- [REQUIREMENT] Gather each line of the records where "Reused" appears.

- [MATERIAL FOR THIS EXERCISE]
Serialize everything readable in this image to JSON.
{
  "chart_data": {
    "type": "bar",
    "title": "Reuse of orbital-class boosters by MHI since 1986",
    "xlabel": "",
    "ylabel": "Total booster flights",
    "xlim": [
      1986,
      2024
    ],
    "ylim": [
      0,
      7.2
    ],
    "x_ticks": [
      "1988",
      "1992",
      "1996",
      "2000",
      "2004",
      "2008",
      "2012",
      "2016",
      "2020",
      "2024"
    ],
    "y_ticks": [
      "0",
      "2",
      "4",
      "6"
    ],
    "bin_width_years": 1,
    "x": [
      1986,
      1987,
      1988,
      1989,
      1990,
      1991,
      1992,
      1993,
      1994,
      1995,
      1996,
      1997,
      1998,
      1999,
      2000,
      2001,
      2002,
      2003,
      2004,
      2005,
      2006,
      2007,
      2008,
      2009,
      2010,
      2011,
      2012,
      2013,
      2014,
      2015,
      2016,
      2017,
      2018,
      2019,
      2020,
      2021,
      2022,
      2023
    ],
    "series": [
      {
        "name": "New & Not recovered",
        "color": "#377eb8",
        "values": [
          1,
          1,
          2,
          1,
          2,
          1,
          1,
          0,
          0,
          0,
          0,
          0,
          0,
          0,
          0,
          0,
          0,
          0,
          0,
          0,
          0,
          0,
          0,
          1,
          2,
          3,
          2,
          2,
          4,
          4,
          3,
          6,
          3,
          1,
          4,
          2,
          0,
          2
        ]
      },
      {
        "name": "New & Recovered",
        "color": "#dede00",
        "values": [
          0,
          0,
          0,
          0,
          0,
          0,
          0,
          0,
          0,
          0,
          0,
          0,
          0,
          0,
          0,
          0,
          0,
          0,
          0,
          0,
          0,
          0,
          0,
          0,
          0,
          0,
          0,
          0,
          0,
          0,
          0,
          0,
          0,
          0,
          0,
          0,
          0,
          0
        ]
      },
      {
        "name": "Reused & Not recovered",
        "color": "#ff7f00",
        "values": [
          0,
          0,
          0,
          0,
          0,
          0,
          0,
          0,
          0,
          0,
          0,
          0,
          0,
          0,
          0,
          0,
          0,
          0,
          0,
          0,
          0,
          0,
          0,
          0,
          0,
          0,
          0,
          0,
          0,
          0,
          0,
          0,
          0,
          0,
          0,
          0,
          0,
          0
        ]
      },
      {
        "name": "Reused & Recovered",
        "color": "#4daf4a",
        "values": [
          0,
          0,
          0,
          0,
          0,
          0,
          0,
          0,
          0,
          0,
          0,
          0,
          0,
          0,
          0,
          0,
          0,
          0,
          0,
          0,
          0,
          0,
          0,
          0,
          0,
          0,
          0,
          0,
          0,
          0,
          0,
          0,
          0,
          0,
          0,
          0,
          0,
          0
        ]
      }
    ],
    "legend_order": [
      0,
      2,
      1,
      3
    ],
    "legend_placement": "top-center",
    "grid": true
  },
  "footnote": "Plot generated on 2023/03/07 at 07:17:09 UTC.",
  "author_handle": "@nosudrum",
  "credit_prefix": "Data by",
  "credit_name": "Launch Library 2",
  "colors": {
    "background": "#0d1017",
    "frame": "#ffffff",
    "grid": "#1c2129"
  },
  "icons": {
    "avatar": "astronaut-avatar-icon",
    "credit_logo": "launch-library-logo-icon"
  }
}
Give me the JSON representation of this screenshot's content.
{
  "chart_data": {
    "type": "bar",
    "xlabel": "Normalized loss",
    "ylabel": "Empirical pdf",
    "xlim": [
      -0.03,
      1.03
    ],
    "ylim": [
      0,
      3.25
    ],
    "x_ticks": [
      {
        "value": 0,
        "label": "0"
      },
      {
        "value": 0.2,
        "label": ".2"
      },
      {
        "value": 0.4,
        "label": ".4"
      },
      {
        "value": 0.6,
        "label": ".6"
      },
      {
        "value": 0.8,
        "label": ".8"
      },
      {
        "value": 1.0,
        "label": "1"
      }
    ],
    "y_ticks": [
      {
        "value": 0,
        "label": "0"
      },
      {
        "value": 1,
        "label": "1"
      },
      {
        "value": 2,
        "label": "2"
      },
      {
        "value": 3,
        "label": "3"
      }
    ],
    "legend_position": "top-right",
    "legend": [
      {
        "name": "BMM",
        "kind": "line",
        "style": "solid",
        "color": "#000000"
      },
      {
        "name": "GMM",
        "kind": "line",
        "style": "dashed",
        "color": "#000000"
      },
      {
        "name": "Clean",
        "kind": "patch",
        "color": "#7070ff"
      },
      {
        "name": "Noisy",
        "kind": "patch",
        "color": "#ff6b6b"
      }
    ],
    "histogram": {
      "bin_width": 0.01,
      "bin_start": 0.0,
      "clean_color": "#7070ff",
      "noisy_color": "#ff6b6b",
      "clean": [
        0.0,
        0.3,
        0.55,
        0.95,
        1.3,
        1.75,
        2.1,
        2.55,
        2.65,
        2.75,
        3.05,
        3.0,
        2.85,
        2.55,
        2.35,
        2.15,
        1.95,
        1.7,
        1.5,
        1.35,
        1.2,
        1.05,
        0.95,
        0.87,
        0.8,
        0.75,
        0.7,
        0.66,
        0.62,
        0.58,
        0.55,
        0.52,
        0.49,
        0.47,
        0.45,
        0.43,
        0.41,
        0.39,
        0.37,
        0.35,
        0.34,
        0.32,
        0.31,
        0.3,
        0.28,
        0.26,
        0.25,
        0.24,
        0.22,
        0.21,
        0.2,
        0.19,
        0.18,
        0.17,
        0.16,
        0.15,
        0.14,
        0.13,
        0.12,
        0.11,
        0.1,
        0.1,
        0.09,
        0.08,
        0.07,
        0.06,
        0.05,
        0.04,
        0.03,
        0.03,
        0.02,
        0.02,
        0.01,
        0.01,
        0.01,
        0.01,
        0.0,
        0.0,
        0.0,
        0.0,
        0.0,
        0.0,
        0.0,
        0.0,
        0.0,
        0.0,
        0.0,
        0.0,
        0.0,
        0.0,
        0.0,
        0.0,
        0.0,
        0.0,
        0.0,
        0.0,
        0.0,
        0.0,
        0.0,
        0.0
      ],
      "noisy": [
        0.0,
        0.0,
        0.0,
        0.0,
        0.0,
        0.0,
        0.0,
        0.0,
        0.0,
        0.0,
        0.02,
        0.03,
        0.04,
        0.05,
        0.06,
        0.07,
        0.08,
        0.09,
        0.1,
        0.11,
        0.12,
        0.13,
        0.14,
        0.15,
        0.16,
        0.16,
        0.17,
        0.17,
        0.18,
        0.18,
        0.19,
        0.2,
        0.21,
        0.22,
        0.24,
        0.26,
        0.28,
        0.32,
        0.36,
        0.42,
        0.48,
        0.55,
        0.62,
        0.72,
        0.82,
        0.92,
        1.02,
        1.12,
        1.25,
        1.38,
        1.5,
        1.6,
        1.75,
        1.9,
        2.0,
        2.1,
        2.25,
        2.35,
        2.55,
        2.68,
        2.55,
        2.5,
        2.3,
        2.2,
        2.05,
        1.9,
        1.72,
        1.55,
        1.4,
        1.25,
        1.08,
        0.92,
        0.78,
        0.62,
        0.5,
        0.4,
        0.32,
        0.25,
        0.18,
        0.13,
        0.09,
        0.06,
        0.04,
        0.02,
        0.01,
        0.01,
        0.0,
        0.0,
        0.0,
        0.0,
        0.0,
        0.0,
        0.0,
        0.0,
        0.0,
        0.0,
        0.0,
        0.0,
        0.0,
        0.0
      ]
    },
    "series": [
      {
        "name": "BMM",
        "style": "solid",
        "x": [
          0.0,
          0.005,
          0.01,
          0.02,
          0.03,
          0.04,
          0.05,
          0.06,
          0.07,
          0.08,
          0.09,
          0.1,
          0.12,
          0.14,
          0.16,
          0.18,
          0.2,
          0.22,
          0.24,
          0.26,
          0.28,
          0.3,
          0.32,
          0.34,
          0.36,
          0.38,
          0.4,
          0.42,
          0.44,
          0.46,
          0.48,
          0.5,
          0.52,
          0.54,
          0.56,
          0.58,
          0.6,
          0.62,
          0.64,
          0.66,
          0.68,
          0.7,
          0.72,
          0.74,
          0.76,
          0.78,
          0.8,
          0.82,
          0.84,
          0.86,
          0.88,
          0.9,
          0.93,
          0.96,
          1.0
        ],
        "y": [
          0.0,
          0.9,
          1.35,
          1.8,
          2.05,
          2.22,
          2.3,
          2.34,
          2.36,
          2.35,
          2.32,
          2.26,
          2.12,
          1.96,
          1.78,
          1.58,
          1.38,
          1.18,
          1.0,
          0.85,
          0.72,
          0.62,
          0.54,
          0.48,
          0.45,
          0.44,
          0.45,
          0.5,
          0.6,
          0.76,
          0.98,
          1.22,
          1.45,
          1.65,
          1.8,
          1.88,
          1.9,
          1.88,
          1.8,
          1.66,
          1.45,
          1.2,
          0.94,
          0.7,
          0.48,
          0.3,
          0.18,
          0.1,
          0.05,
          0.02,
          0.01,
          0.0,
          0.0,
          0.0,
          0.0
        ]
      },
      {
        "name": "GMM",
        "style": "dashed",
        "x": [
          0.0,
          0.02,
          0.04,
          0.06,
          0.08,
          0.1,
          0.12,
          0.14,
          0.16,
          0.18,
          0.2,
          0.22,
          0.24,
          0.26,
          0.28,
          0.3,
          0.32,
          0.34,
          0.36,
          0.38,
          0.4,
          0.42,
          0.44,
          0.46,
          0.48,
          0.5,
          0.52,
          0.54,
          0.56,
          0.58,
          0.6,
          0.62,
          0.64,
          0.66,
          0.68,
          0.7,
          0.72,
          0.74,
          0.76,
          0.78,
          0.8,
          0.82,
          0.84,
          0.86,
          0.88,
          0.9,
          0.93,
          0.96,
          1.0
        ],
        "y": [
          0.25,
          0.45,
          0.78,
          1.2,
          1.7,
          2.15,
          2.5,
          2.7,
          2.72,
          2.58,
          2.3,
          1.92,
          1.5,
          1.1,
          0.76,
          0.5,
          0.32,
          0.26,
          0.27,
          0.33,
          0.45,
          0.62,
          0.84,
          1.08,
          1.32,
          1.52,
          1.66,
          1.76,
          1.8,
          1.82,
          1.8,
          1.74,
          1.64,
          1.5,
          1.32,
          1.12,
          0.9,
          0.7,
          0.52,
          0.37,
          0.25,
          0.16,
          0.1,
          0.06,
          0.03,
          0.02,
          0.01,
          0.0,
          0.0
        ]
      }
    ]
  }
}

- [ANSWER TO THIS EXERCISE]
        "name": "Reused & Not recovered",
        "name": "Reused & Recovered",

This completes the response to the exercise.